SUPPLIED MATERIAL:
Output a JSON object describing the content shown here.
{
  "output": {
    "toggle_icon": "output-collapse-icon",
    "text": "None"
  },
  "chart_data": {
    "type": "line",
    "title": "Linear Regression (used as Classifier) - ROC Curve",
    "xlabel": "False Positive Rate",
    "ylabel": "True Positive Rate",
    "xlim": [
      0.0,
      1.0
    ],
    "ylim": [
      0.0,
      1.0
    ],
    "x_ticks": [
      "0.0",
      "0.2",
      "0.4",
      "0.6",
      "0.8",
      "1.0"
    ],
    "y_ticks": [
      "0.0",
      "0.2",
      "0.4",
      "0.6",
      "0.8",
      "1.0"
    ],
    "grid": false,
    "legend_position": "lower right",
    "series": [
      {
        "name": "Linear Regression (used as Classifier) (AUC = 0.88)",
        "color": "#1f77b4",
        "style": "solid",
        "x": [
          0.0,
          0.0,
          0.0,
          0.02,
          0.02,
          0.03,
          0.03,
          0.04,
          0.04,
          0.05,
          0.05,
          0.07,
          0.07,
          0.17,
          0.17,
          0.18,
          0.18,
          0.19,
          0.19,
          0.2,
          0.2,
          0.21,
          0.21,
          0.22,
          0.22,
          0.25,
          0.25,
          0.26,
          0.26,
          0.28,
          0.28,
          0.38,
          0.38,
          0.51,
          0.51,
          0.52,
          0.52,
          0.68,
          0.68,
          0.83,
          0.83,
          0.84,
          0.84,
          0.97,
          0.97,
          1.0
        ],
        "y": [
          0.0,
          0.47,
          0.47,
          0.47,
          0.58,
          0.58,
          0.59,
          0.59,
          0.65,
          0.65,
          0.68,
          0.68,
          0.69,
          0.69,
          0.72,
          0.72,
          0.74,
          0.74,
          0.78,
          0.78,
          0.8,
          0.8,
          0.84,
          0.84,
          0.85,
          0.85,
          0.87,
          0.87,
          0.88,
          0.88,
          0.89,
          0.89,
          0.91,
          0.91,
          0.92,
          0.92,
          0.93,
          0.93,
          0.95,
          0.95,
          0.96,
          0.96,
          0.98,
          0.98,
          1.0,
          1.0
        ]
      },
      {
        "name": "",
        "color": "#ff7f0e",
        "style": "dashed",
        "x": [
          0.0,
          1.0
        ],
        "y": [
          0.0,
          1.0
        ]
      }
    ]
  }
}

DIRECTIVE:
Make an exact copy of all the data.

TASK RESPONSE:
Output a JSON object describing the content shown here.
{
  "output": {
    "toggle_icon": "output-collapse-icon",
    "text": "None"
  },
  "chart_data": {
    "type": "line",
    "title": "Linear Regression (used as Classifier) - ROC Curve",
    "xlabel": "False Positive Rate",
    "ylabel": "True Positive Rate",
    "xlim": [
      0.0,
      1.0
    ],
    "ylim": [
      0.0,
      1.0
    ],
    "x_ticks": [
      "0.0",
      "0.2",
      "0.4",
      "0.6",
      "0.8",
      "1.0"
    ],
    "y_ticks": [
      "0.0",
      "0.2",
      "0.4",
      "0.6",
      "0.8",
      "1.0"
    ],
    "grid": false,
    "legend_position": "lower right",
    "series": [
      {
        "name": "Linear Regression (used as Classifier) (AUC = 0.88)",
        "color": "#1f77b4",
        "style": "solid",
        "x": [
          0.0,
          0.0,
          0.0,
          0.02,
          0.02,
          0.03,
          0.03,
          0.04,
          0.04,
          0.05,
          0.05,
          0.07,
          0.07,
          0.17,
          0.17,
          0.18,
          0.18,
          0.19,
          0.19,
          0.2,
          0.2,
          0.21,
          0.21,
          0.22,
          0.22,
          0.25,
          0.25,
          0.26,
          0.26,
          0.28,
          0.28,
          0.38,
          0.38,
          0.51,
          0.51,
          0.52,
          0.52,
          0.68,
          0.68,
          0.83,
          0.83,
          0.84,
          0.84,
          0.97,
          0.97,
          1.0
        ],
        "y": [
          0.0,
          0.47,
          0.47,
          0.47,
          0.58,
          0.58,
          0.59,
          0.59,
          0.65,
          0.65,
          0.68,
          0.68,
          0.69,
          0.69,
          0.72,
          0.72,
          0.74,
          0.74,
          0.78,
          0.78,
          0.8,
          0.8,
          0.84,
          0.84,
          0.85,
          0.85,
          0.87,
          0.87,
          0.88,
          0.88,
          0.89,
          0.89,
          0.91,
          0.91,
          0.92,
          0.92,
          0.93,
          0.93,
          0.95,
          0.95,
          0.96,
          0.96,
          0.98,
          0.98,
          1.0,
          1.0
        ]
      },
      {
        "name": "",
        "color": "#ff7f0e",
        "style": "dashed",
        "x": [
          0.0,
          1.0
        ],
        "y": [
          0.0,
          1.0
        ]
      }
    ]
  }
}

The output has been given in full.